Written exercise:
In the entries below, identify every line with the string "What" and copy it.

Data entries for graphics
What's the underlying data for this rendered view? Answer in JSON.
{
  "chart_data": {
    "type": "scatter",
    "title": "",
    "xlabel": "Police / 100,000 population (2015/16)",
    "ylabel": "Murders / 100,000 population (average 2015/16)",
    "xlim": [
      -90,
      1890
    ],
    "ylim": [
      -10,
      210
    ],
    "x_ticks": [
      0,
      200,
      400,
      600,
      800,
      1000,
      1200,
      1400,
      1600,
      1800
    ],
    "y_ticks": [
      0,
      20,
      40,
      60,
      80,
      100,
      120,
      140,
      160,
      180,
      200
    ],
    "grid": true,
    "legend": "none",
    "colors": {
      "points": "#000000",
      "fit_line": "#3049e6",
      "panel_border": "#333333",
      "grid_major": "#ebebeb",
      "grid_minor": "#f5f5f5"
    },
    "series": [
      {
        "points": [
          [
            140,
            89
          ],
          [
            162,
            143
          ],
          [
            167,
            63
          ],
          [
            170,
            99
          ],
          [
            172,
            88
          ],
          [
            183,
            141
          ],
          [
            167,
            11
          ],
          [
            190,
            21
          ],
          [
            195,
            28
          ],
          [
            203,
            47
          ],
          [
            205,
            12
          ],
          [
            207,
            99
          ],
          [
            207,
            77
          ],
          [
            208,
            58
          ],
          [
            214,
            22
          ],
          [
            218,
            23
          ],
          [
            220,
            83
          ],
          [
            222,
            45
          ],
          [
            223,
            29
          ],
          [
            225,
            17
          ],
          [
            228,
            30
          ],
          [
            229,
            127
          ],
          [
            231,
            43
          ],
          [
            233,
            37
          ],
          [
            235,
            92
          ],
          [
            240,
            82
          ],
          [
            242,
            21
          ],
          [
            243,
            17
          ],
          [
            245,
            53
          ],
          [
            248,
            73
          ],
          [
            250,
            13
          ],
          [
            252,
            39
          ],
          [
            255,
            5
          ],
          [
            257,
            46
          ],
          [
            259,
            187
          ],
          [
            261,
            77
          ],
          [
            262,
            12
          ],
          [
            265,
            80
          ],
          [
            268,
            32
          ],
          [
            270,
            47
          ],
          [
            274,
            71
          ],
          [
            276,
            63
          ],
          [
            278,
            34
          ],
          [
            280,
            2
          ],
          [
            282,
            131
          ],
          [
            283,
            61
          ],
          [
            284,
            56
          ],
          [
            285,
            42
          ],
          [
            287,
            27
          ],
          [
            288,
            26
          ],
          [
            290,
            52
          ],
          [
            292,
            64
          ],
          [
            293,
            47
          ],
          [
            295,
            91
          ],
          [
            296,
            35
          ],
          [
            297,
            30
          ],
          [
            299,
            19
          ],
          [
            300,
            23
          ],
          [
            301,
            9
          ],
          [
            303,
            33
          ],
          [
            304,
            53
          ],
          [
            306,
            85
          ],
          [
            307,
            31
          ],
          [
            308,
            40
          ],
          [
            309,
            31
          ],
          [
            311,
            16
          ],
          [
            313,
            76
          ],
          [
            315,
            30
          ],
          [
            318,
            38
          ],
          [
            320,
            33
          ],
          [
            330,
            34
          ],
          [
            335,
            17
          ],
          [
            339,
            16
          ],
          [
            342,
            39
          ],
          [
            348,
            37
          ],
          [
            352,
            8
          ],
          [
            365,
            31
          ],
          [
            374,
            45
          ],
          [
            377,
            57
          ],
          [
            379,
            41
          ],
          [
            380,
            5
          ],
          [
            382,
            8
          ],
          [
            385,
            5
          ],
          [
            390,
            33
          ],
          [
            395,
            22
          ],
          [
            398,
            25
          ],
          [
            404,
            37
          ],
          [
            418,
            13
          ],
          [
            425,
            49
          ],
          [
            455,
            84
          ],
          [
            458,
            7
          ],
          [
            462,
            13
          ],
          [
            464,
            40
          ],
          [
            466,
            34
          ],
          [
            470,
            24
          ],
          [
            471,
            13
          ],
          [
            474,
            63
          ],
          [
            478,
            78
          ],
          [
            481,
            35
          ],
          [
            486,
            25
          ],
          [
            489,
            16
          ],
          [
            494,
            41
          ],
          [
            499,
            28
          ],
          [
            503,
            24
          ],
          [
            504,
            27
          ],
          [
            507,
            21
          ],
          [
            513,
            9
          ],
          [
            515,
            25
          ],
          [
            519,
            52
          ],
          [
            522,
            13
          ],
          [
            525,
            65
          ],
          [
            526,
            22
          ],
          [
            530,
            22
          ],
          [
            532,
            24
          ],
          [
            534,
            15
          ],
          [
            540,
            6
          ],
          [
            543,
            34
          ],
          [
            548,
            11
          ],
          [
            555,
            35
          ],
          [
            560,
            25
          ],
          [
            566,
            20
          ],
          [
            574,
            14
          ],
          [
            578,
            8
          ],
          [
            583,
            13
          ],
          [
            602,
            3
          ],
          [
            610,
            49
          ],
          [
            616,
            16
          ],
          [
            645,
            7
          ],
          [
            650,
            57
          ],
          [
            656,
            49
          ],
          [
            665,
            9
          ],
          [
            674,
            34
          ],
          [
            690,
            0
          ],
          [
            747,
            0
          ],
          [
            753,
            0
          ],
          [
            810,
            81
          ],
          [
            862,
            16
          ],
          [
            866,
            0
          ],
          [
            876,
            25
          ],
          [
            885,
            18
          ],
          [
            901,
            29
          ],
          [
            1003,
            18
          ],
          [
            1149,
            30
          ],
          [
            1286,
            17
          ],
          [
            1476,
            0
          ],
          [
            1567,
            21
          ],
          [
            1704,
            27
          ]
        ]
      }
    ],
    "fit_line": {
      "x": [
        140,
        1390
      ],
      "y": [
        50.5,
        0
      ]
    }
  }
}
==
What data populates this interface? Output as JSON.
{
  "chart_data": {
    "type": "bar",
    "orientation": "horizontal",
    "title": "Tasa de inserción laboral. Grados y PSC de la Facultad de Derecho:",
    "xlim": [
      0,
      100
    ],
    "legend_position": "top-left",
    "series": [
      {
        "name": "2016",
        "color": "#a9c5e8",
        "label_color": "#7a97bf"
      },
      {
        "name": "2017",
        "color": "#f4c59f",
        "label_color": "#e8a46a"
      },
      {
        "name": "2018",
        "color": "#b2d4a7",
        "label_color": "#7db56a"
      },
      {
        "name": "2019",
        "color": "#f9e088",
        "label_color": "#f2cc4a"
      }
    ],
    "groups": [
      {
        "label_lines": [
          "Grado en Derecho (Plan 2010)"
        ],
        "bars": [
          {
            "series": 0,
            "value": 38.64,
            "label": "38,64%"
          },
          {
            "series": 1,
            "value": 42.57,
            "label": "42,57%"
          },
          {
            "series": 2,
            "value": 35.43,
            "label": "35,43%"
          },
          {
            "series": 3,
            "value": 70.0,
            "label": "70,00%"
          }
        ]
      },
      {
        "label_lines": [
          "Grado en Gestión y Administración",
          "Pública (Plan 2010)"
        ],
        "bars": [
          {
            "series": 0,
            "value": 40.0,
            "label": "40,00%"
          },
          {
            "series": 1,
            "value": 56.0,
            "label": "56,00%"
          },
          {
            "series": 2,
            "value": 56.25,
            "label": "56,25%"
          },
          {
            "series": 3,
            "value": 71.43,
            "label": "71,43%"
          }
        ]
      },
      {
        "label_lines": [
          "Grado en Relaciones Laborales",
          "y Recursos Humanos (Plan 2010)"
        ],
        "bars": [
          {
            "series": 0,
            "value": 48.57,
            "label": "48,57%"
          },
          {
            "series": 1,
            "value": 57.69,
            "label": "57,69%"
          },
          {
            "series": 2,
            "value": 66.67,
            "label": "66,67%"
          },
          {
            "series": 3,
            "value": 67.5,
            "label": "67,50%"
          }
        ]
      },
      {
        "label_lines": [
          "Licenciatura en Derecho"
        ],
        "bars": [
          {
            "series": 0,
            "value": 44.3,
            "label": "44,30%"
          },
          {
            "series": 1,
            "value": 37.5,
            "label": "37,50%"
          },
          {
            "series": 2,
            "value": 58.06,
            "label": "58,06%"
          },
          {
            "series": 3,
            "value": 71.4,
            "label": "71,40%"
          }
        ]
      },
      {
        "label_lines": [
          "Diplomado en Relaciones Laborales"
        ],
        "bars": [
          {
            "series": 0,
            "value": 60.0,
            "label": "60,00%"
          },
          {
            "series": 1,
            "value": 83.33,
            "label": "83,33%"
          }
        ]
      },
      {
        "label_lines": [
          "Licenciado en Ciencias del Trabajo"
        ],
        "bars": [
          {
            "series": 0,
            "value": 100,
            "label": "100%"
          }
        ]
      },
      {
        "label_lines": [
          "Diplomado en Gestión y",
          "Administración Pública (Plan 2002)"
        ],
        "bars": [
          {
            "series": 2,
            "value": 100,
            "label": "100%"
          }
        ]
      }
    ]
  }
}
* * *
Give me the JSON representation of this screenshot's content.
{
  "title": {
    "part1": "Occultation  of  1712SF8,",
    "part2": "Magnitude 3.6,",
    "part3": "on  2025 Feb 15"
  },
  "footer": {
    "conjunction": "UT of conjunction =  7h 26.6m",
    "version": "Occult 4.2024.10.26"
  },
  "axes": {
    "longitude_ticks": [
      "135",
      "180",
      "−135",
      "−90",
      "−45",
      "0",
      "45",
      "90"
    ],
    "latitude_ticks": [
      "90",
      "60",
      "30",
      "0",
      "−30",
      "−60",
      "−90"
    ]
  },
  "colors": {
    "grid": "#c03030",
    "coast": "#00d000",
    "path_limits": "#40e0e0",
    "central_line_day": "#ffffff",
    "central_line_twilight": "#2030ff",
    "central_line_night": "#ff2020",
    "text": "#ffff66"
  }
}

Problem solution:
What's the underlying data for this rendered view? Answer in JSON.
What data populates this interface? Output as JSON.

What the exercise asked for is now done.